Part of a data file
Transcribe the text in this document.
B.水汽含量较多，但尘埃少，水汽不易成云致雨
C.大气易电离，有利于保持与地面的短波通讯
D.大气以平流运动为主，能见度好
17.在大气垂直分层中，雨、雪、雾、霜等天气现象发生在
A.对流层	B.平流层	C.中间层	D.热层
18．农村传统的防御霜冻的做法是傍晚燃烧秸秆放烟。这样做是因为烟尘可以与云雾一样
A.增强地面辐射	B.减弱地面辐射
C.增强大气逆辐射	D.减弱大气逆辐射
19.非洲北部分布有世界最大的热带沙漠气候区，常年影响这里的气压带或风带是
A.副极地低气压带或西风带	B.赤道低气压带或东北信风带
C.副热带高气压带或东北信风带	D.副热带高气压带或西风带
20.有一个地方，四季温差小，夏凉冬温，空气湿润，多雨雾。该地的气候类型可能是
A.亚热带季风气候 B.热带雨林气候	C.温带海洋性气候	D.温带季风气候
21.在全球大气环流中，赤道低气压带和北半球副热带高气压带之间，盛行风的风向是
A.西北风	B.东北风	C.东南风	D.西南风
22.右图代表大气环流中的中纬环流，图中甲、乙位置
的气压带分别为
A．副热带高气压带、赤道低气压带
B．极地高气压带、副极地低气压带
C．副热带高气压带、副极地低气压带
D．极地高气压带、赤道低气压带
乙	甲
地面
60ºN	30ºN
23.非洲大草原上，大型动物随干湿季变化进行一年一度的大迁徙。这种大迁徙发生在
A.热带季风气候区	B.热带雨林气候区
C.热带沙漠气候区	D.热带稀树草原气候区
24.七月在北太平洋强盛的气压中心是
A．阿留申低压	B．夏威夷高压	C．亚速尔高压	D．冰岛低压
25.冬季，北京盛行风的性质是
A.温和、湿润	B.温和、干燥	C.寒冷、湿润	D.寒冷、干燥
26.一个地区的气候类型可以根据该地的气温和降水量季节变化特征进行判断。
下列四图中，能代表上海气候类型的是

→ TO DO
Your task is to repeat every line exactly.

→ ANSWER TO THE EXERCISE
Transcribe the text in this document.
B.水汽含量较多，但尘埃少，水汽不易成云致雨
C.大气易电离，有利于保持与地面的短波通讯
D.大气以平流运动为主，能见度好
17.在大气垂直分层中，雨、雪、雾、霜等天气现象发生在
A.对流层	B.平流层	C.中间层	D.热层
18．农村传统的防御霜冻的做法是傍晚燃烧秸秆放烟。这样做是因为烟尘可以与云雾一样
A.增强地面辐射	B.减弱地面辐射
C.增强大气逆辐射	D.减弱大气逆辐射
19.非洲北部分布有世界最大的热带沙漠气候区，常年影响这里的气压带或风带是
A.副极地低气压带或西风带	B.赤道低气压带或东北信风带
C.副热带高气压带或东北信风带	D.副热带高气压带或西风带
20.有一个地方，四季温差小，夏凉冬温，空气湿润，多雨雾。该地的气候类型可能是
A.亚热带季风气候 B.热带雨林气候	C.温带海洋性气候	D.温带季风气候
21.在全球大气环流中，赤道低气压带和北半球副热带高气压带之间，盛行风的风向是
A.西北风	B.东北风	C.东南风	D.西南风
22.右图代表大气环流中的中纬环流，图中甲、乙位置
的气压带分别为
A．副热带高气压带、赤道低气压带
B．极地高气压带、副极地低气压带
C．副热带高气压带、副极地低气压带
D．极地高气压带、赤道低气压带
乙	甲
地面
60ºN	30ºN
23.非洲大草原上，大型动物随干湿季变化进行一年一度的大迁徙。这种大迁徙发生在
A.热带季风气候区	B.热带雨林气候区
C.热带沙漠气候区	D.热带稀树草原气候区
24.七月在北太平洋强盛的气压中心是
A．阿留申低压	B．夏威夷高压	C．亚速尔高压	D．冰岛低压
25.冬季，北京盛行风的性质是
A.温和、湿润	B.温和、干燥	C.寒冷、湿润	D.寒冷、干燥
26.一个地区的气候类型可以根据该地的气温和降水量季节变化特征进行判断。
下列四图中，能代表上海气候类型的是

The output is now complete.